**Texte fourni**:
□ □ □ □ □ □ □

Ce recueil contient douze nouvelles relevant de l’univers judiciaire et correspondant chacune à une histoire criminelle différente. C’est dans ce cadre qu’un protagoniste principal à chaque fois autre, non sans lien avec un passé douloureux plus ou moins proche, va commettre l’irréparable et ainsi infléchir son destin. C’est dès lors la vérité de ces criminels confrontés à la machine judiciaire qui, loin du sensationnel mais sans fard ni naïveté et avec un retrait respectueux voire parfois avec empathie, nous est livrée. Ces mini-polars autonomes et efficaces sont habités par des hommes ou femmes ordinaires comme on en croise tous les jours, que rien ne prédisposait à être auteurs, réels ou présumés, d’actes criminels d’une extrême banalité.

Dans Un jour bleu clair une mère présumée infanticide à la fois coupable et victime conserve son mystère jusqu’au bout.

□ □ □ □ □ □ □

**Objectif 1**:
Pouvez-vous recopier mot pour mot les entrées, depuis leur début jusqu'à la ligne contenant « panel-heading: 请选择恢复模式 [69, 123, 881, 178] », celle-ci comprise ?
**Objectif 2**:
Pourriez-vous prolonger la présentation du recueil de nouvelles judiciaires à partir de sa dernière phrase ?

□ □ □ □ □ □ □

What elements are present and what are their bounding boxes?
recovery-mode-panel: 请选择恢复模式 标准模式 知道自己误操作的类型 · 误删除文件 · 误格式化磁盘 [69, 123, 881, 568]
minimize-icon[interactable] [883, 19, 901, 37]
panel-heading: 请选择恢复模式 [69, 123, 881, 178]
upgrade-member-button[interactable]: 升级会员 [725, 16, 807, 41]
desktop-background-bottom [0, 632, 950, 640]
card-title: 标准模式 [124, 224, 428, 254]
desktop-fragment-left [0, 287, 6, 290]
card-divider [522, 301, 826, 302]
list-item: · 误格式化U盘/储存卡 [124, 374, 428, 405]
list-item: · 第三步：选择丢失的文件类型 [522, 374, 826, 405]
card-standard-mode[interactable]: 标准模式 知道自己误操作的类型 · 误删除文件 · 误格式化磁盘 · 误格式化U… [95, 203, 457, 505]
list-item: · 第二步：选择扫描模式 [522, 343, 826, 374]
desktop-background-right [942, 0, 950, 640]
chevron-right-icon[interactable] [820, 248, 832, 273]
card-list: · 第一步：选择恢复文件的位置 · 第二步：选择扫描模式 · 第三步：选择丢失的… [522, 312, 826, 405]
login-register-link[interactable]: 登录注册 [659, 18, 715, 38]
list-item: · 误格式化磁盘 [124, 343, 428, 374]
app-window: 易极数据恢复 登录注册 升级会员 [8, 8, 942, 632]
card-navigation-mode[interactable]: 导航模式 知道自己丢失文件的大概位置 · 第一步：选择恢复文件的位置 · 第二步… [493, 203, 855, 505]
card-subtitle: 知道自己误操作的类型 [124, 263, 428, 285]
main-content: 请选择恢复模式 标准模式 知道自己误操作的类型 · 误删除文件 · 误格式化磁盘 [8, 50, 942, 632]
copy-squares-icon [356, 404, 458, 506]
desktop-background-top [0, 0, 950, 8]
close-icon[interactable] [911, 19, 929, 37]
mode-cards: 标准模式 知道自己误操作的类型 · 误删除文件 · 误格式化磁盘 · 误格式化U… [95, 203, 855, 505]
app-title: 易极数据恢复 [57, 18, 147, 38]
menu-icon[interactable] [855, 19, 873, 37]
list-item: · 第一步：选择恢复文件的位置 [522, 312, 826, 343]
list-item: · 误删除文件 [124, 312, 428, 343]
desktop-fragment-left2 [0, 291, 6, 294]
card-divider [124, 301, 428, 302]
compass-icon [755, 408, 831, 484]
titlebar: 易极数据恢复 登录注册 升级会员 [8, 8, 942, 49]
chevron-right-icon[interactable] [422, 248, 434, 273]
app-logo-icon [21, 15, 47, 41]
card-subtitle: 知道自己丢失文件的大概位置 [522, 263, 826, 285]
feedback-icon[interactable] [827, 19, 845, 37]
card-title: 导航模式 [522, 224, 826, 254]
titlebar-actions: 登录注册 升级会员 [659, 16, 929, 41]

□ □ □ □ □ □ □

**Résultat obtenu 1**:
What elements are present and what are their bounding boxes?
recovery-mode-panel: 请选择恢复模式 标准模式 知道自己误操作的类型 · 误删除文件 · 误格式化磁盘 [69, 123, 881, 568]
minimize-icon[interactable] [883, 19, 901, 37]
panel-heading: 请选择恢复模式 [69, 123, 881, 178]

**Résultat obtenu 2**:
Lydia est le nom donné par un homme n’en pouvant plus de solitude à la poupée gonflable qu’il a choisie sur Internet, dont il fait sa compagne et avec laquelle il partage un quotidien apaisé. S’il se retrouve sur le banc des accusés c’est qu’il n’a pas apprécié que son voisin ait violé et souillé celle dont il est amoureux et le lui a violemment fait savoir.
Une bande de gamins livrés à eux-mêmes agresse pour passer le temps et par jeu un pauvre aveugle (Poisson qui pue).
Le petit homme fait par deux fois la part belle au hasard pour un individu rendu invisible socialement par sa petite taille qui un soir se prend pour un caïd de la drogue.
Le plongeur met en scène un époux déstabilisé par la naissance d’un enfant, qui ne touche plus sa femme et enfile le soir une combinaison de plongée avant de s’enfermer dans la salle de bain pour s’abandonner à des plaisirs solitaires de plus en plus dangereux.  
Un cinquantenaire misanthrope se retire suite à un héritage dans la maison isolée du grand-père chez qui il passait enfant ses vacances et n’entend partager sa solitude avec personne. Quand des bungalows touristiques poussent au bord du lac, prêt à tout pour défendre sa tranquillité, l’homme furieux part en guerre (La maison du lac).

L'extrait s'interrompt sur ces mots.